> **EXERCISE OBJECTIVE**
Write out every line of the material as it stands, apart from the pictures.
** START EXERCISE INPUTS **
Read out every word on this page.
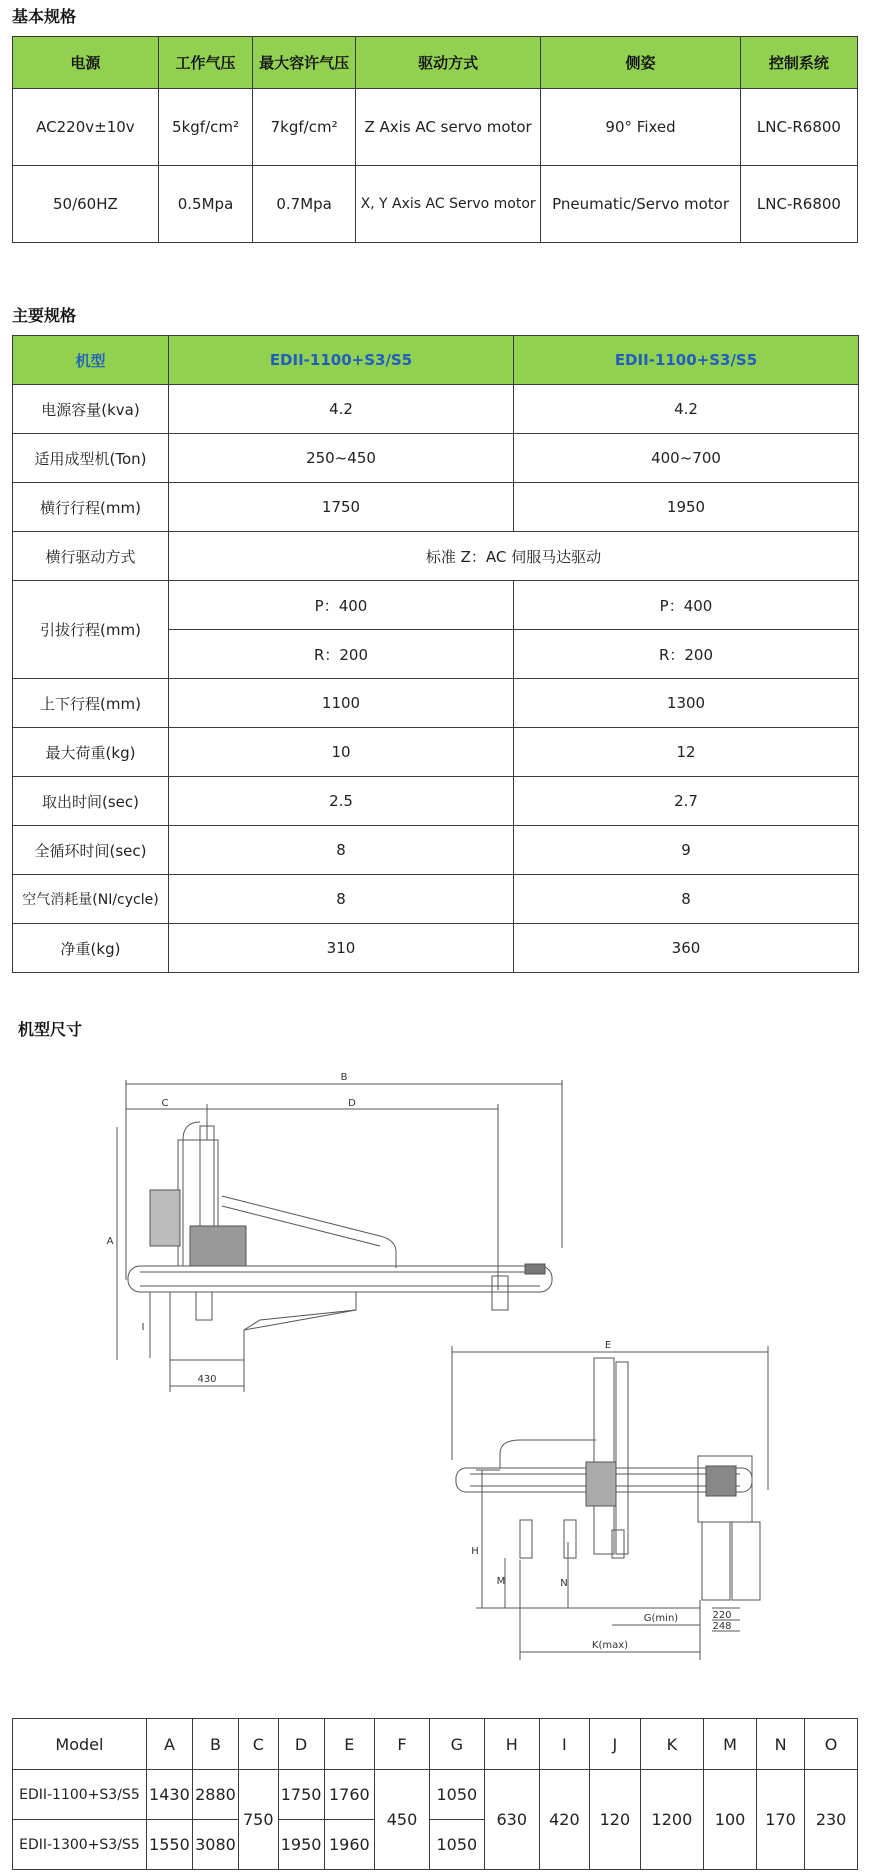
基本规格
电源	工作气压	最大容许气压	驱动方式	侧姿	控制系统
AC220v±10v	5kgf/cm²	7kgf/cm²	Z Axis AC servo motor	90° Fixed	LNC-R6800
50/60HZ	0.5Mpa	0.7Mpa	X, Y Axis AC Servo motor	Pneumatic/Servo motor	LNC-R6800
主要规格
机型	EDII-1100+S3/S5	EDII-1100+S3/S5
电源容量(kva)	4.2	4.2
适用成型机(Ton)	250~450	400~700
横行行程(mm)	1750	1950
横行驱动方式	标准 Z：AC 伺服马达驱动	
引拔行程(mm)	P：400	P：400
	R：200	R：200
上下行程(mm)	1100	1300
最大荷重(kg)	10	12
取出时间(sec)	2.5	2.7
全循环时间(sec)	8	9
空气消耗量(NI/cycle)	8	8
净重(kg)	310	360
机型尺寸
B
C	D
A
I
430
E
H
M	N
G(min)
K(max)
220
248
Model	A	B	C	D	E	F	G	H	I	J	K	M	N	O
EDII-1100+S3/S5	1430	2880	750	1750	1760	450	1050	630	420	120	1200	100	170	230
EDII-1300+S3/S5	1550	3080		1950	1960		1050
** END EXERCISE INPUTS **
> **TASK RESULT**
Read out every word on this page.
基本规格
电源	工作气压	最大容许气压	驱动方式	侧姿	控制系统
AC220v±10v	5kgf/cm²	7kgf/cm²	Z Axis AC servo motor	90° Fixed	LNC-R6800
50/60HZ	0.5Mpa	0.7Mpa	X, Y Axis AC Servo motor	Pneumatic/Servo motor	LNC-R6800
主要规格
机型	EDII-1100+S3/S5	EDII-1100+S3/S5
电源容量(kva)	4.2	4.2
适用成型机(Ton)	250~450	400~700
横行行程(mm)	1750	1950
横行驱动方式	标准 Z：AC 伺服马达驱动	
引拔行程(mm)	P：400	P：400
	R：200	R：200
上下行程(mm)	1100	1300
最大荷重(kg)	10	12
取出时间(sec)	2.5	2.7
全循环时间(sec)	8	9
空气消耗量(NI/cycle)	8	8
净重(kg)	310	360
机型尺寸
B
C	D
A
I
430
E
H
M	N
G(min)
K(max)
220
248
Model	A	B	C	D	E	F	G	H	I	J	K	M	N	O
EDII-1100+S3/S5	1430	2880	750	1750	1760	450	1050	630	420	120	1200	100	170	230
EDII-1300+S3/S5	1550	3080		1950	1960		1050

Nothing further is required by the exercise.